Images should be left out, and everything else in the listing reproduced exactly.

Material supplied.
* * * * * * * * *

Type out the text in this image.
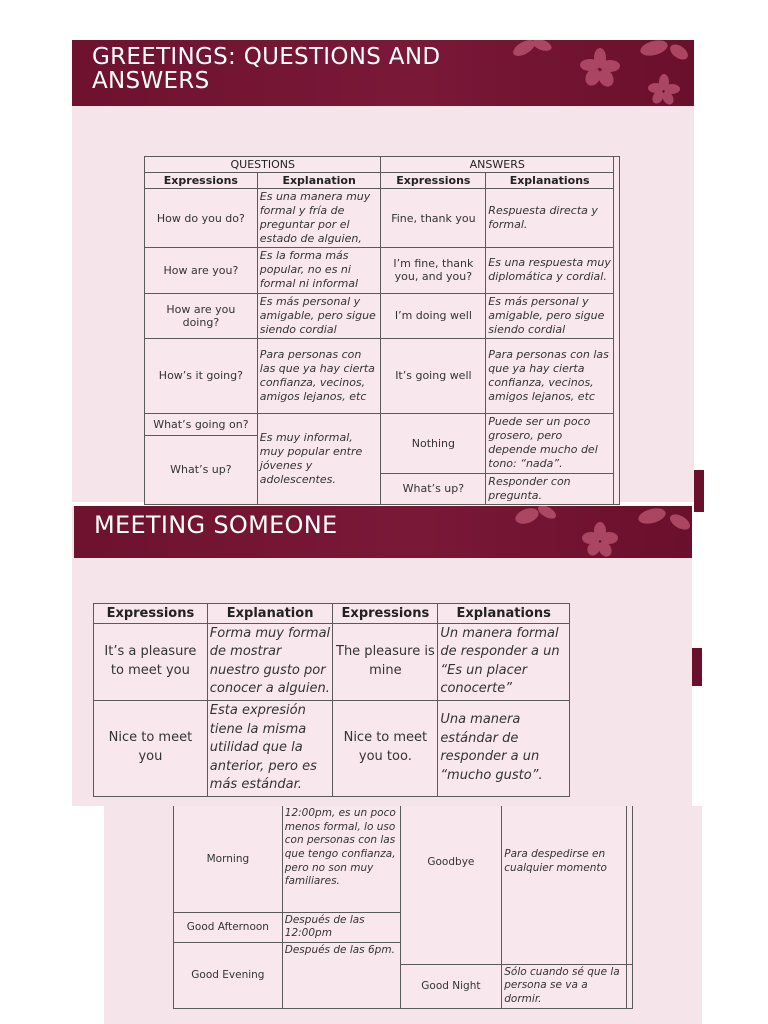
GREETINGS: QUESTIONS AND
ANSWERS
QUESTIONS		ANSWERS		
Expressions	Explanation	Expressions	Explanations	
How do you do?	Es una manera muy formal y fría de preguntar por el estado de alguien,	Fine, thank you	Respuesta directa y formal.	
How are you?	Es la forma más popular, no es ni formal ni informal	I’m fine, thank you, and you?	Es una respuesta muy diplomática y cordial.	
How are you doing?	Es más personal y amigable, pero sigue siendo cordial	I’m doing well	Es más personal y amigable, pero sigue siendo cordial	
How’s it going?	Para personas con las que ya hay cierta confianza, vecinos, amigos lejanos, etc	It’s going well	Para personas con las que ya hay cierta confianza, vecinos, amigos lejanos, etc	
What’s going on?	Es muy informal, muy popular entre jóvenes y adolescentes.	Nothing	Puede ser un poco grosero, pero depende mucho del tono: “nada”.	
What’s up?				
		What’s up?	Responder con pregunta.	
MEETING SOMEONE
Expressions	Explanation	Expressions	Explanations
It’s a pleasure to meet you	Forma muy formal de mostrar nuestro gusto por conocer a alguien.	The pleasure is mine	Un manera formal de responder a un “Es un placer conocerte”
Nice to meet you	Esta expresión tiene la misma utilidad que la anterior, pero es más estándar.	Nice to meet you too.	Una manera estándar de responder a un “mucho gusto”.
Morning	12:00pm, es un poco menos formal, lo uso con personas con las que tengo confianza, pero no son muy familiares.	Goodbye	Para despedirse en cualquier momento	
Good Afternoon	Después de las 12:00pm			
Good Evening	Después de las 6pm.			
		Good Night	Sólo cuando sé que la persona se va a dormir.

* * * * * * * * *

Correct response.
Type out the text in this image.
GREETINGS: QUESTIONS AND
ANSWERS
QUESTIONS		ANSWERS		
Expressions	Explanation	Expressions	Explanations	
How do you do?	Es una manera muy formal y fría de preguntar por el estado de alguien,	Fine, thank you	Respuesta directa y formal.	
How are you?	Es la forma más popular, no es ni formal ni informal	I’m fine, thank you, and you?	Es una respuesta muy diplomática y cordial.	
How are you doing?	Es más personal y amigable, pero sigue siendo cordial	I’m doing well	Es más personal y amigable, pero sigue siendo cordial	
How’s it going?	Para personas con las que ya hay cierta confianza, vecinos, amigos lejanos, etc	It’s going well	Para personas con las que ya hay cierta confianza, vecinos, amigos lejanos, etc	
What’s going on?	Es muy informal, muy popular entre jóvenes y adolescentes.	Nothing	Puede ser un poco grosero, pero depende mucho del tono: “nada”.	
What’s up?				
		What’s up?	Responder con pregunta.	
MEETING SOMEONE
Expressions	Explanation	Expressions	Explanations
It’s a pleasure to meet you	Forma muy formal de mostrar nuestro gusto por conocer a alguien.	The pleasure is mine	Un manera formal de responder a un “Es un placer conocerte”
Nice to meet you	Esta expresión tiene la misma utilidad que la anterior, pero es más estándar.	Nice to meet you too.	Una manera estándar de responder a un “mucho gusto”.
Morning	12:00pm, es un poco menos formal, lo uso con personas con las que tengo confianza, pero no son muy familiares.	Goodbye	Para despedirse en cualquier momento	
Good Afternoon	Después de las 12:00pm			
Good Evening	Después de las 6pm.			
		Good Night	Sólo cuando sé que la persona se va a dormir.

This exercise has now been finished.